PROMPT:
Copy out, word for word, the items from the line with "detect and localize" up to and including the line with "mode-option[interactable]: Comanda xyxy=(260,135,386,174)", and nothing more.

WORKING DATA:

######

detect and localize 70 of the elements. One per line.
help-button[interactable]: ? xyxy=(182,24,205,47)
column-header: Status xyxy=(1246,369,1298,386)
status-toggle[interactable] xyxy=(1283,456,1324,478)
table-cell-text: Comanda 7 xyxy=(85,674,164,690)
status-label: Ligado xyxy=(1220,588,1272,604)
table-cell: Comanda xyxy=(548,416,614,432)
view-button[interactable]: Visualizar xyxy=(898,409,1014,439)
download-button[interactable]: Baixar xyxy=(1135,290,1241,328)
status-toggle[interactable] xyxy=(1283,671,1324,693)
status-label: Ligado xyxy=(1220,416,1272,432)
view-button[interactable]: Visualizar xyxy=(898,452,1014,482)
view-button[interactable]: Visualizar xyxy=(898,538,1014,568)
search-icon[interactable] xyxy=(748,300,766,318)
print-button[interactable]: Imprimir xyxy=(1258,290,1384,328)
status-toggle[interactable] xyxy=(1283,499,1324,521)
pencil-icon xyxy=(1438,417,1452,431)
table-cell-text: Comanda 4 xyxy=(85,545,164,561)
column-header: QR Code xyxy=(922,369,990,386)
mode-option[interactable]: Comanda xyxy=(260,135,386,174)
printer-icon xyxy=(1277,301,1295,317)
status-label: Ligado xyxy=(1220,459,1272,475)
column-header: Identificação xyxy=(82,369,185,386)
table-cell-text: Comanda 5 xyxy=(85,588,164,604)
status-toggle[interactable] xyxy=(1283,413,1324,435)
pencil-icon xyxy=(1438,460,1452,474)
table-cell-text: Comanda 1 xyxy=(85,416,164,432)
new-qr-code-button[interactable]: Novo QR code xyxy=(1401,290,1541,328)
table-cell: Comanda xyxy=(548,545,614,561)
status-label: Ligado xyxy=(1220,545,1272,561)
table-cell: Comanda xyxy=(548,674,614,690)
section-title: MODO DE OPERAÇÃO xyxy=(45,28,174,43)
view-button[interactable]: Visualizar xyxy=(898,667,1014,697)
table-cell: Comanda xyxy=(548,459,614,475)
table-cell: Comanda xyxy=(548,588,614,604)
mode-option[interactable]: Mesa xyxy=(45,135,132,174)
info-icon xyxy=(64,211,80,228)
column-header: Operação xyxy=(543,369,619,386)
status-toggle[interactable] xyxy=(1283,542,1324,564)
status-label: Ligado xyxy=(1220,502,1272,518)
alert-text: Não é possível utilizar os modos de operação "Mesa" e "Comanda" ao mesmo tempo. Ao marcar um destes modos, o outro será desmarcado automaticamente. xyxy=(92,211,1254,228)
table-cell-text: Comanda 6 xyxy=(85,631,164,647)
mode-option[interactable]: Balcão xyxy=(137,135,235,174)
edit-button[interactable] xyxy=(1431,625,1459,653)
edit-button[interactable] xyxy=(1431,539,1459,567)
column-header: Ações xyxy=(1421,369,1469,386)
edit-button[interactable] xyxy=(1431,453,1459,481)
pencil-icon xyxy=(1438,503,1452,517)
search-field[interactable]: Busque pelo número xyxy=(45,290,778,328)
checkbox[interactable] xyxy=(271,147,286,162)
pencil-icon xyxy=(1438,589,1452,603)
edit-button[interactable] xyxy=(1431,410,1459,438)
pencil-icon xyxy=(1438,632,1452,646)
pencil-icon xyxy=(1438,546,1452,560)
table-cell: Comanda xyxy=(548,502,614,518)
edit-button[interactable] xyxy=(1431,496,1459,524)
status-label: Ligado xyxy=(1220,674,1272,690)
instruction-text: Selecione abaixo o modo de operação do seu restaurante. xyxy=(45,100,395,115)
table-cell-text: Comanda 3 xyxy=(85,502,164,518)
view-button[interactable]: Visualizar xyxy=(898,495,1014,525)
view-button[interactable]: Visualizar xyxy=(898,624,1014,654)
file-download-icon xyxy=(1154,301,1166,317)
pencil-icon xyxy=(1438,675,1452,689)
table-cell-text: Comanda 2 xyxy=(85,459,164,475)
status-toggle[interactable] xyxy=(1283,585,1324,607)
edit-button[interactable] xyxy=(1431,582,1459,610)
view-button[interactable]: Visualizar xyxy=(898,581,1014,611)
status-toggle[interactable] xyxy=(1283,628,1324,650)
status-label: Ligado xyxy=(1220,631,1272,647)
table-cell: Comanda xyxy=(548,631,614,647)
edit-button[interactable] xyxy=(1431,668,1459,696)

######

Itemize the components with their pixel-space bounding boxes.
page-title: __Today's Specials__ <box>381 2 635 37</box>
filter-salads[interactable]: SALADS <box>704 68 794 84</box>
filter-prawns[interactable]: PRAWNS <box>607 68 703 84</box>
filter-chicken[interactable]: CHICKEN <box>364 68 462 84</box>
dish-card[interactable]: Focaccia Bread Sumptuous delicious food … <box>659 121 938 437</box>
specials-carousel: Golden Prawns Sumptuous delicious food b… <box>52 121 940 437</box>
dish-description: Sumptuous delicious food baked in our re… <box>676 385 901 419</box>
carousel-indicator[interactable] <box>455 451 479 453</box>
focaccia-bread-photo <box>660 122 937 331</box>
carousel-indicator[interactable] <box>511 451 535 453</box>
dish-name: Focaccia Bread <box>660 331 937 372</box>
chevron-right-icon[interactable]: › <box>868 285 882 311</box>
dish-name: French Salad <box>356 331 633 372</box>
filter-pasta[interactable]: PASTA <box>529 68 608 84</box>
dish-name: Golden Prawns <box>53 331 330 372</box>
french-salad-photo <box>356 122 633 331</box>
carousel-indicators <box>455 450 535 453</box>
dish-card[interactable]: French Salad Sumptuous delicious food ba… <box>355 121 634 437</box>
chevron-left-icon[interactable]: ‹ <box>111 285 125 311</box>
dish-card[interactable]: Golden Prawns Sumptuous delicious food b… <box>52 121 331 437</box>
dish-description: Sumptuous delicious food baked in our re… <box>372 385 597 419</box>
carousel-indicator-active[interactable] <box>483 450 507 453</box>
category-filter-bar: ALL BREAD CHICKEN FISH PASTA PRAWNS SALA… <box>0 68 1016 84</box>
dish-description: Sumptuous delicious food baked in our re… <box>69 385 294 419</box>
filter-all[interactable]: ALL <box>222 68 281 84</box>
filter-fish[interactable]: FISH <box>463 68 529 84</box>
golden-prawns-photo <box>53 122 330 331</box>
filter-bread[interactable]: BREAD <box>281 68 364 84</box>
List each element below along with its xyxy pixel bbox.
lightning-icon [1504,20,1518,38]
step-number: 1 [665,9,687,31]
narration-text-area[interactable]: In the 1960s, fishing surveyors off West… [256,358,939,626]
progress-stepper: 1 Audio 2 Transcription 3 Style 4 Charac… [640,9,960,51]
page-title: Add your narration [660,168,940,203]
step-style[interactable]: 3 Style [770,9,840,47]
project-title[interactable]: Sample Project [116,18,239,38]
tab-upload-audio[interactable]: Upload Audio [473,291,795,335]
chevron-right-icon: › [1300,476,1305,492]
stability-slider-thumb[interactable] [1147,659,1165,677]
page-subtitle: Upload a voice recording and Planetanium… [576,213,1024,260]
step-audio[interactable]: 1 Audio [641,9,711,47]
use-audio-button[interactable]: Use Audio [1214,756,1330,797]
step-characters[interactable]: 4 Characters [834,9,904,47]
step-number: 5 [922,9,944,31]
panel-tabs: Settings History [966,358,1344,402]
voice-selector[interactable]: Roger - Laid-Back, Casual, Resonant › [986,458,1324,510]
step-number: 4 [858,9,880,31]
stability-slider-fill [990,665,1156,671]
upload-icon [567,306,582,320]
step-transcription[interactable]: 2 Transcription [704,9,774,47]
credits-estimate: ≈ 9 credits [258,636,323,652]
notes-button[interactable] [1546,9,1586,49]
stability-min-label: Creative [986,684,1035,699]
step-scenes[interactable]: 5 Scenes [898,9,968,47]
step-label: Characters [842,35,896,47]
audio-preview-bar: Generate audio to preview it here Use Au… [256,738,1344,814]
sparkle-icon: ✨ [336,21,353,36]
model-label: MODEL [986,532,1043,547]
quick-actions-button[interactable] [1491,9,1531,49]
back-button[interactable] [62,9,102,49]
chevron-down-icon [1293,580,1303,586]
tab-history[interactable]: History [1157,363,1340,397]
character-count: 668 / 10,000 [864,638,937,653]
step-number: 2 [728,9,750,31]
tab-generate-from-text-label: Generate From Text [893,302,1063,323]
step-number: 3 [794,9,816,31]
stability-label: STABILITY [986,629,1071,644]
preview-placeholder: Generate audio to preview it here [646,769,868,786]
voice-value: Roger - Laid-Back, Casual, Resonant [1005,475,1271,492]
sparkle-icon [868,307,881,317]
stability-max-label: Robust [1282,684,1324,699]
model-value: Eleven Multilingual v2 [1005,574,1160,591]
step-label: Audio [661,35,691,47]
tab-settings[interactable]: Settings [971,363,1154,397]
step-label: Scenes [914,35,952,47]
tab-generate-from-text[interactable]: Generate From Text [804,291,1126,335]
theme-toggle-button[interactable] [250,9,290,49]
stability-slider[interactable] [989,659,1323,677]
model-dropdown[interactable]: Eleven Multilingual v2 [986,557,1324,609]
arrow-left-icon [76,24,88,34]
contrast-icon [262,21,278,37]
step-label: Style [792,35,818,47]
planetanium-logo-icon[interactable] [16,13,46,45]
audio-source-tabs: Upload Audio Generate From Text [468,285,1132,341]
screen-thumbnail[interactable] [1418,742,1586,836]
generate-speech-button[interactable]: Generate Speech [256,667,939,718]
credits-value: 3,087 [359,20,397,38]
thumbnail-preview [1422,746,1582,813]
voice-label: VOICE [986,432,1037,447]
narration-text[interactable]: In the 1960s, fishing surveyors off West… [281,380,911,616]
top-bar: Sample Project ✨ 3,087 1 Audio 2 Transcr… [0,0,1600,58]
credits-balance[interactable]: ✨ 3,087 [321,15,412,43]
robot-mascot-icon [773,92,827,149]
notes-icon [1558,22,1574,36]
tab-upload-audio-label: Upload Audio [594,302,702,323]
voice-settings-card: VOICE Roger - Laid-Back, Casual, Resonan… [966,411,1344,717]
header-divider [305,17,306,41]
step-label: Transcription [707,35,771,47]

######

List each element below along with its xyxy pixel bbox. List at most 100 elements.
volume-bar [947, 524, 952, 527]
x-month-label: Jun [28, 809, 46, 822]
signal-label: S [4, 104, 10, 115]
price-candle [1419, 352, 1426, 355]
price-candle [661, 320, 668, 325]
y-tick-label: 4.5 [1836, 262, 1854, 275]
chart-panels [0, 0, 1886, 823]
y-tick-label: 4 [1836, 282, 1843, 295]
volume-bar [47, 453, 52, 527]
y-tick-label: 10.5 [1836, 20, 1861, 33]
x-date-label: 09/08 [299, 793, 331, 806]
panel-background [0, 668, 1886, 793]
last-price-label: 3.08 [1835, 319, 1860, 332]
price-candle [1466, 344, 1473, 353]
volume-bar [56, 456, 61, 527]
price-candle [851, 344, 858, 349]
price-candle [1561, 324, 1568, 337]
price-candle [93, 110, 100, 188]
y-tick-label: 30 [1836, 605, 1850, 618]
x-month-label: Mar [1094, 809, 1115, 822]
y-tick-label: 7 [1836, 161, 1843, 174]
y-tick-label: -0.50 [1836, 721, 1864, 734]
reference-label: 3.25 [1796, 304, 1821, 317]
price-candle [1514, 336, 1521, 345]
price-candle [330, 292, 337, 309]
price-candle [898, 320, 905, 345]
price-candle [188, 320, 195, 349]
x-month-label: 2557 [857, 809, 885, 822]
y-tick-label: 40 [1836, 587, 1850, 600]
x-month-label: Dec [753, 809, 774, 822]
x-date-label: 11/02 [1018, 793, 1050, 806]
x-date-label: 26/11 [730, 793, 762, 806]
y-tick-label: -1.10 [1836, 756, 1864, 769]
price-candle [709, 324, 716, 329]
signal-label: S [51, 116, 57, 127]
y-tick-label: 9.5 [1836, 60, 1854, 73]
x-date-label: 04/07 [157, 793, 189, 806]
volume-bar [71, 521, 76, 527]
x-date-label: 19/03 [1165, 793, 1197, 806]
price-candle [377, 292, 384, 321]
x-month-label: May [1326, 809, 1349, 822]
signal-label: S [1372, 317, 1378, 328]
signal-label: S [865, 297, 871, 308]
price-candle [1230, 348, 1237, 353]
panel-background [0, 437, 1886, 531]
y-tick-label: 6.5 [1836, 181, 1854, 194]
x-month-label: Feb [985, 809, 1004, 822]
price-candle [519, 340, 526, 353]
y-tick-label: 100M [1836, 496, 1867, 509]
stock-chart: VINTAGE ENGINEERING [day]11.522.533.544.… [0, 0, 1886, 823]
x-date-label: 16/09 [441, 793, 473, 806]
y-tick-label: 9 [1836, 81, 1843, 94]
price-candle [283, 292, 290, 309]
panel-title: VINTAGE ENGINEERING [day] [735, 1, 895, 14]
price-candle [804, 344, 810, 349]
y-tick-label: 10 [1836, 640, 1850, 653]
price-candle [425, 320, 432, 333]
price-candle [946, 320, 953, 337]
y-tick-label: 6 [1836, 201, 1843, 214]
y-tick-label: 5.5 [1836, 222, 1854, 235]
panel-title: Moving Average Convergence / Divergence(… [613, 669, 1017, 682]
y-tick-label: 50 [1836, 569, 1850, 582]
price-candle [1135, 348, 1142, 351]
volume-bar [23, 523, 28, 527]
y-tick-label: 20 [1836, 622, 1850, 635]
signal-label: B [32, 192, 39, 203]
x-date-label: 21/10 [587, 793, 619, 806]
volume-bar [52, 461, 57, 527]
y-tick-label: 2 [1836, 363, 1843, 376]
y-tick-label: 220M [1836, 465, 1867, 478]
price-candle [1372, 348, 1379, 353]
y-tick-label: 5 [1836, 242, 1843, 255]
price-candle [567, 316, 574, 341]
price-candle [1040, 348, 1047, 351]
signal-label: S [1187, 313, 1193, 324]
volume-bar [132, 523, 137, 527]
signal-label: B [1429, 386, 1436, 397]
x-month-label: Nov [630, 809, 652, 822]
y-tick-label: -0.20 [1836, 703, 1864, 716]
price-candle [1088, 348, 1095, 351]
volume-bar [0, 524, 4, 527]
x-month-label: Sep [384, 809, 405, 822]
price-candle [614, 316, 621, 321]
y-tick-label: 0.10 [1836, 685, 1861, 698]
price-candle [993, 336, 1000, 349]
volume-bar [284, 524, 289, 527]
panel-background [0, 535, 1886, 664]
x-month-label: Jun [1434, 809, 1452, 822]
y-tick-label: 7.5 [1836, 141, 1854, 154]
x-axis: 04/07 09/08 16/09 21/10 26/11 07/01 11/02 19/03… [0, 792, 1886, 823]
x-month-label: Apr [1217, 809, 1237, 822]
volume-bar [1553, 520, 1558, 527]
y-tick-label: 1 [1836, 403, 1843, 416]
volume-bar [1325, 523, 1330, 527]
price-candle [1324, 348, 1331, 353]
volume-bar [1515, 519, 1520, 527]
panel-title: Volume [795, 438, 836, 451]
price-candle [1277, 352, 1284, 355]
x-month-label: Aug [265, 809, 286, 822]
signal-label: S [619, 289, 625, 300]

######

WRITTEN REPLY:
detect and localize 70 of the elements. One per line.
help-button[interactable]: ? xyxy=(182,24,205,47)
column-header: Status xyxy=(1246,369,1298,386)
status-toggle[interactable] xyxy=(1283,456,1324,478)
table-cell-text: Comanda 7 xyxy=(85,674,164,690)
status-label: Ligado xyxy=(1220,588,1272,604)
table-cell: Comanda xyxy=(548,416,614,432)
view-button[interactable]: Visualizar xyxy=(898,409,1014,439)
download-button[interactable]: Baixar xyxy=(1135,290,1241,328)
status-toggle[interactable] xyxy=(1283,671,1324,693)
status-label: Ligado xyxy=(1220,416,1272,432)
view-button[interactable]: Visualizar xyxy=(898,452,1014,482)
view-button[interactable]: Visualizar xyxy=(898,538,1014,568)
search-icon[interactable] xyxy=(748,300,766,318)
print-button[interactable]: Imprimir xyxy=(1258,290,1384,328)
status-toggle[interactable] xyxy=(1283,499,1324,521)
pencil-icon xyxy=(1438,417,1452,431)
table-cell-text: Comanda 4 xyxy=(85,545,164,561)
column-header: QR Code xyxy=(922,369,990,386)
mode-option[interactable]: Comanda xyxy=(260,135,386,174)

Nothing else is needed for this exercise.